Short exercise:
Without omitting anything, return the records precisely as given.

## begin Material for the task

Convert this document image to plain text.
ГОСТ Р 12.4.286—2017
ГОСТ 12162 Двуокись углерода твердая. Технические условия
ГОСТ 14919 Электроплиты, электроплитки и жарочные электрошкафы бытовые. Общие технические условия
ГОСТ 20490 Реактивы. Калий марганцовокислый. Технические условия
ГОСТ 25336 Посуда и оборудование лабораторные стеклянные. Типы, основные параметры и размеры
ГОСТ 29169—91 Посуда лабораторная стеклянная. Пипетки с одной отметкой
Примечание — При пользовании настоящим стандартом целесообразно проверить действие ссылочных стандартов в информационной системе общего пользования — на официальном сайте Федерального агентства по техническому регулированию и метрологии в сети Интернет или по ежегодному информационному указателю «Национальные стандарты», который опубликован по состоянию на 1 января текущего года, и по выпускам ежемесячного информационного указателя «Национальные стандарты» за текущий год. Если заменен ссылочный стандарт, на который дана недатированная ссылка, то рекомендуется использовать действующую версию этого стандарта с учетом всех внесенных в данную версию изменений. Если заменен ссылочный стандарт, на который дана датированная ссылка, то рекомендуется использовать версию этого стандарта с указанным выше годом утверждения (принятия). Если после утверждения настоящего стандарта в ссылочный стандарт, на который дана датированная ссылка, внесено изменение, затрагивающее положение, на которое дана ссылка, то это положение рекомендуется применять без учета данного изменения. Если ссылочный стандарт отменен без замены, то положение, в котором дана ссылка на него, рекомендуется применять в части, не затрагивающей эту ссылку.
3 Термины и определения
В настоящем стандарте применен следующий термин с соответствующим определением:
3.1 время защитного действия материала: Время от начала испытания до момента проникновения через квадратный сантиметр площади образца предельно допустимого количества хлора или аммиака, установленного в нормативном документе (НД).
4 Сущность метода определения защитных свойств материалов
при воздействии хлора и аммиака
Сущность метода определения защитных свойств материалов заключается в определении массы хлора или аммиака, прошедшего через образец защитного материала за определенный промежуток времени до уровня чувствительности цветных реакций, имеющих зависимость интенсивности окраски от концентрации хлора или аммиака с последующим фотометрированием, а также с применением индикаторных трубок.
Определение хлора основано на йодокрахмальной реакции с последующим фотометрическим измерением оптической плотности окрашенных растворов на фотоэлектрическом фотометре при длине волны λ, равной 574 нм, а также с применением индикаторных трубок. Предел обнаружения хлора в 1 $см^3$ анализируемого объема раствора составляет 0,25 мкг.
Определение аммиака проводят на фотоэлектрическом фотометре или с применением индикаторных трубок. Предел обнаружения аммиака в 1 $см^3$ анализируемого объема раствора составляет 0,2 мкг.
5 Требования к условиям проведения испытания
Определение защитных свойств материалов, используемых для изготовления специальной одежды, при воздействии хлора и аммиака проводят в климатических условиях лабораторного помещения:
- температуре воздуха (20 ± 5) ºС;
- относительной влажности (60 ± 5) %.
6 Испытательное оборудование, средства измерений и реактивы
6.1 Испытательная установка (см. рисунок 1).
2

## end Material for the task

Exercise output:
Convert this document image to plain text.
ГОСТ Р 12.4.286—2017
ГОСТ 12162 Двуокись углерода твердая. Технические условия
ГОСТ 14919 Электроплиты, электроплитки и жарочные электрошкафы бытовые. Общие технические условия
ГОСТ 20490 Реактивы. Калий марганцовокислый. Технические условия
ГОСТ 25336 Посуда и оборудование лабораторные стеклянные. Типы, основные параметры и размеры
ГОСТ 29169—91 Посуда лабораторная стеклянная. Пипетки с одной отметкой
Примечание — При пользовании настоящим стандартом целесообразно проверить действие ссылочных стандартов в информационной системе общего пользования — на официальном сайте Федерального агентства по техническому регулированию и метрологии в сети Интернет или по ежегодному информационному указателю «Национальные стандарты», который опубликован по состоянию на 1 января текущего года, и по выпускам ежемесячного информационного указателя «Национальные стандарты» за текущий год. Если заменен ссылочный стандарт, на который дана недатированная ссылка, то рекомендуется использовать действующую версию этого стандарта с учетом всех внесенных в данную версию изменений. Если заменен ссылочный стандарт, на который дана датированная ссылка, то рекомендуется использовать версию этого стандарта с указанным выше годом утверждения (принятия). Если после утверждения настоящего стандарта в ссылочный стандарт, на который дана датированная ссылка, внесено изменение, затрагивающее положение, на которое дана ссылка, то это положение рекомендуется применять без учета данного изменения. Если ссылочный стандарт отменен без замены, то положение, в котором дана ссылка на него, рекомендуется применять в части, не затрагивающей эту ссылку.
3 Термины и определения
В настоящем стандарте применен следующий термин с соответствующим определением:
3.1 время защитного действия материала: Время от начала испытания до момента проникновения через квадратный сантиметр площади образца предельно допустимого количества хлора или аммиака, установленного в нормативном документе (НД).
4 Сущность метода определения защитных свойств материалов
при воздействии хлора и аммиака
Сущность метода определения защитных свойств материалов заключается в определении массы хлора или аммиака, прошедшего через образец защитного материала за определенный промежуток времени до уровня чувствительности цветных реакций, имеющих зависимость интенсивности окраски от концентрации хлора или аммиака с последующим фотометрированием, а также с применением индикаторных трубок.
Определение хлора основано на йодокрахмальной реакции с последующим фотометрическим измерением оптической плотности окрашенных растворов на фотоэлектрическом фотометре при длине волны λ, равной 574 нм, а также с применением индикаторных трубок. Предел обнаружения хлора в 1 $см^3$ анализируемого объема раствора составляет 0,25 мкг.
Определение аммиака проводят на фотоэлектрическом фотометре или с применением индикаторных трубок. Предел обнаружения аммиака в 1 $см^3$ анализируемого объема раствора составляет 0,2 мкг.
5 Требования к условиям проведения испытания
Определение защитных свойств материалов, используемых для изготовления специальной одежды, при воздействии хлора и аммиака проводят в климатических условиях лабораторного помещения:
- температуре воздуха (20 ± 5) ºС;
- относительной влажности (60 ± 5) %.
6 Испытательное оборудование, средства измерений и реактивы
6.1 Испытательная установка (см. рисунок 1).
2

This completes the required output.